--- START OF Material to process ---

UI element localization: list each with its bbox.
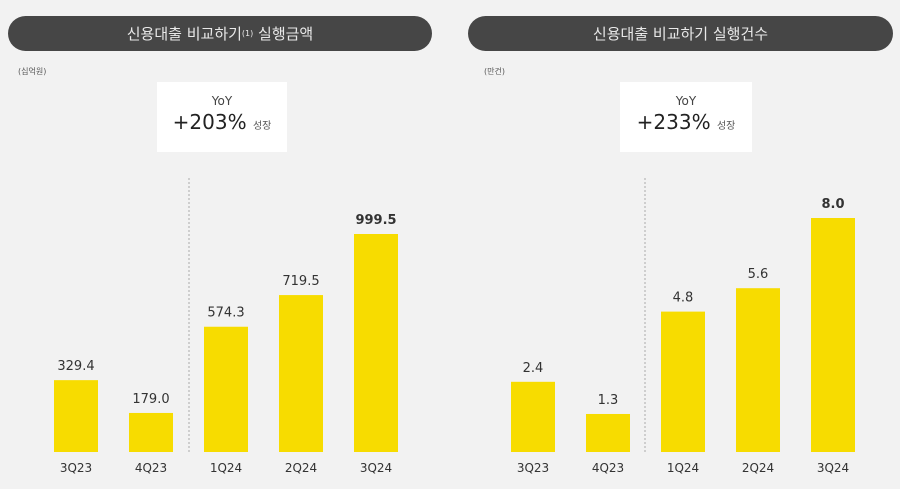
title-suffix: 실행금액 — [253, 25, 314, 43]
data-label: 999.5 — [355, 213, 396, 228]
yoy-label: YoY — [211, 94, 233, 108]
yoy-callout: YoY +233% 성장 — [620, 82, 752, 152]
x-tick-label: 2Q24 — [285, 461, 317, 475]
bar-3Q24 — [354, 234, 398, 452]
chart-title-count: 신용대출 비교하기 실행건수 — [468, 16, 893, 51]
bar-1Q24 — [204, 326, 248, 452]
data-label: 4.8 — [673, 291, 694, 306]
data-label: 2.4 — [523, 361, 544, 376]
bar-3Q23 — [511, 381, 555, 452]
unit-label: (십억원) — [18, 67, 47, 76]
data-label: 5.6 — [748, 267, 769, 282]
x-tick-label: 4Q23 — [592, 461, 624, 475]
yoy-label: YoY — [675, 94, 697, 108]
x-tick-label: 3Q24 — [817, 461, 849, 475]
data-label: 179.0 — [132, 392, 169, 407]
yoy-suffix: 성장 — [716, 121, 736, 132]
data-label: 8.0 — [821, 197, 844, 212]
yoy-value: +203% — [172, 110, 247, 134]
unit-label: (만건) — [484, 67, 505, 76]
bar-1Q24 — [661, 311, 705, 452]
data-label: 329.4 — [57, 359, 94, 374]
bar-3Q24 — [811, 218, 855, 452]
x-tick-label: 3Q23 — [517, 461, 549, 475]
chart-title-amount: 신용대출 비교하기 (1) 실행금액 — [8, 16, 432, 51]
bar-2Q24 — [736, 288, 780, 452]
x-tick-label: 3Q23 — [60, 461, 92, 475]
x-tick-label: 1Q24 — [210, 461, 242, 475]
bar-3Q23 — [54, 380, 98, 452]
x-tick-label: 3Q24 — [360, 461, 392, 475]
x-tick-label: 4Q23 — [135, 461, 167, 475]
title-text: 신용대출 비교하기 — [126, 25, 242, 43]
yoy-suffix: 성장 — [252, 121, 272, 132]
data-label: 719.5 — [282, 274, 319, 289]
yoy-value: +233% — [636, 110, 711, 134]
bar-4Q23 — [129, 412, 173, 452]
x-tick-label: 2Q24 — [742, 461, 774, 475]
yoy-callout: YoY +203% 성장 — [157, 82, 287, 152]
data-label: 574.3 — [207, 306, 244, 321]
x-tick-label: 1Q24 — [667, 461, 699, 475]
footnote-marker: (1) — [241, 29, 254, 38]
title-text: 신용대출 비교하기 실행건수 — [592, 25, 769, 43]
bar-2Q24 — [279, 295, 323, 452]
bar-4Q23 — [586, 413, 630, 452]
data-label: 1.3 — [598, 393, 619, 408]
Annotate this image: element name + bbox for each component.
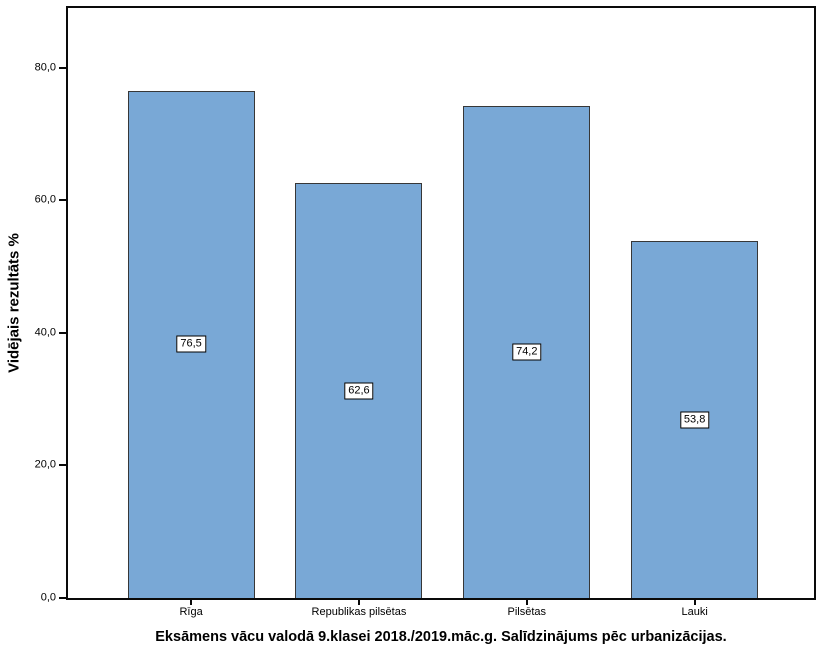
x-category-label: Lauki xyxy=(681,606,708,618)
x-category-label: Pilsētas xyxy=(507,606,547,618)
y-tick-mark xyxy=(59,331,66,334)
bar-value-label: 62,6 xyxy=(344,382,374,399)
x-tick-mark xyxy=(525,600,528,605)
bar-value-label: 74,2 xyxy=(512,343,542,361)
y-tick-mark xyxy=(59,464,66,467)
x-category-label: Republikas pilsētas xyxy=(311,606,407,618)
y-tick-mark xyxy=(59,597,66,599)
bar-value-label: 53,8 xyxy=(679,411,710,429)
bar-value-label: 76,5 xyxy=(176,335,206,353)
chart-title: Eksāmens vācu valodā 9.klasei 2018./2019… xyxy=(155,629,727,645)
plot-area: 76,5 62,6 74,2 53,8 xyxy=(66,6,816,600)
y-tick-label: 40,0 xyxy=(34,326,56,339)
x-tick-mark xyxy=(190,600,193,605)
x-tick-mark xyxy=(357,600,360,605)
y-tick-mark xyxy=(59,199,66,202)
y-axis-title: Vidējais rezultāts % xyxy=(5,233,23,373)
y-tick-label: 80,0 xyxy=(34,61,56,74)
y-tick-label: 0,0 xyxy=(40,591,56,604)
y-tick-label: 20,0 xyxy=(34,458,56,471)
y-tick-label: 60,0 xyxy=(34,193,56,206)
y-tick-mark xyxy=(59,66,66,69)
x-category-label: Rīga xyxy=(179,606,203,618)
x-tick-mark xyxy=(693,600,696,605)
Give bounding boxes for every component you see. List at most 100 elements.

--- END OF Material to process ---

### Task details
Reproduce all of the data above line for line, unchanged, leaving the pictures out.

### Expected answer
UI element localization: list each with its bbox.
title-suffix: 실행금액 — [253, 25, 314, 43]
data-label: 999.5 — [355, 213, 396, 228]
yoy-label: YoY — [211, 94, 233, 108]
yoy-callout: YoY +233% 성장 — [620, 82, 752, 152]
x-tick-label: 2Q24 — [285, 461, 317, 475]
bar-3Q24 — [354, 234, 398, 452]
chart-title-count: 신용대출 비교하기 실행건수 — [468, 16, 893, 51]
bar-1Q24 — [204, 326, 248, 452]
data-label: 4.8 — [673, 291, 694, 306]
data-label: 2.4 — [523, 361, 544, 376]
bar-3Q23 — [511, 381, 555, 452]
unit-label: (십억원) — [18, 67, 47, 76]
data-label: 5.6 — [748, 267, 769, 282]
x-tick-label: 4Q23 — [592, 461, 624, 475]
yoy-label: YoY — [675, 94, 697, 108]
x-tick-label: 3Q24 — [817, 461, 849, 475]
data-label: 179.0 — [132, 392, 169, 407]
yoy-suffix: 성장 — [716, 121, 736, 132]
data-label: 8.0 — [821, 197, 844, 212]
yoy-value: +203% — [172, 110, 247, 134]
unit-label: (만건) — [484, 67, 505, 76]
bar-1Q24 — [661, 311, 705, 452]
data-label: 329.4 — [57, 359, 94, 374]
bar-3Q24 — [811, 218, 855, 452]
x-tick-label: 3Q23 — [517, 461, 549, 475]
chart-title-amount: 신용대출 비교하기 (1) 실행금액 — [8, 16, 432, 51]
bar-2Q24 — [736, 288, 780, 452]
x-tick-label: 3Q23 — [60, 461, 92, 475]
x-tick-label: 1Q24 — [210, 461, 242, 475]
bar-3Q23 — [54, 380, 98, 452]
x-tick-label: 3Q24 — [360, 461, 392, 475]
x-tick-label: 4Q23 — [135, 461, 167, 475]
title-text: 신용대출 비교하기 — [126, 25, 242, 43]
yoy-suffix: 성장 — [252, 121, 272, 132]
data-label: 719.5 — [282, 274, 319, 289]
yoy-value: +233% — [636, 110, 711, 134]
bar-4Q23 — [129, 412, 173, 452]
x-tick-label: 2Q24 — [742, 461, 774, 475]
yoy-callout: YoY +203% 성장 — [157, 82, 287, 152]
data-label: 574.3 — [207, 306, 244, 321]
x-tick-label: 1Q24 — [667, 461, 699, 475]
footnote-marker: (1) — [241, 29, 254, 38]
title-text: 신용대출 비교하기 실행건수 — [592, 25, 769, 43]
bar-2Q24 — [279, 295, 323, 452]
bar-4Q23 — [586, 413, 630, 452]
data-label: 1.3 — [598, 393, 619, 408]
Annotate this image: element name + bbox for each component.
x-category-label: Lauki xyxy=(681,606,708,618)
x-category-label: Pilsētas xyxy=(507,606,547,618)
y-tick-mark xyxy=(59,331,66,334)
bar-value-label: 62,6 xyxy=(344,382,374,399)
x-tick-mark xyxy=(525,600,528,605)
bar-value-label: 74,2 xyxy=(512,343,542,361)
y-tick-mark xyxy=(59,464,66,467)
x-category-label: Republikas pilsētas xyxy=(311,606,407,618)
y-tick-mark xyxy=(59,597,66,599)
bar-value-label: 53,8 xyxy=(679,411,710,429)
bar-value-label: 76,5 xyxy=(176,335,206,353)
chart-title: Eksāmens vācu valodā 9.klasei 2018./2019… xyxy=(155,629,727,645)
plot-area: 76,5 62,6 74,2 53,8 xyxy=(66,6,816,600)
y-tick-label: 40,0 xyxy=(34,326,56,339)
x-tick-mark xyxy=(190,600,193,605)
x-tick-mark xyxy=(357,600,360,605)
y-tick-mark xyxy=(59,199,66,202)
y-axis-title: Vidējais rezultāts % xyxy=(5,233,23,373)
y-tick-label: 80,0 xyxy=(34,61,56,74)
y-tick-label: 0,0 xyxy=(40,591,56,604)
y-tick-label: 20,0 xyxy=(34,458,56,471)
y-tick-label: 60,0 xyxy=(34,193,56,206)
y-tick-mark xyxy=(59,66,66,69)
x-category-label: Rīga xyxy=(179,606,203,618)
x-tick-mark xyxy=(693,600,696,605)
Give bounding boxes for every component you see. List at most 100 elements.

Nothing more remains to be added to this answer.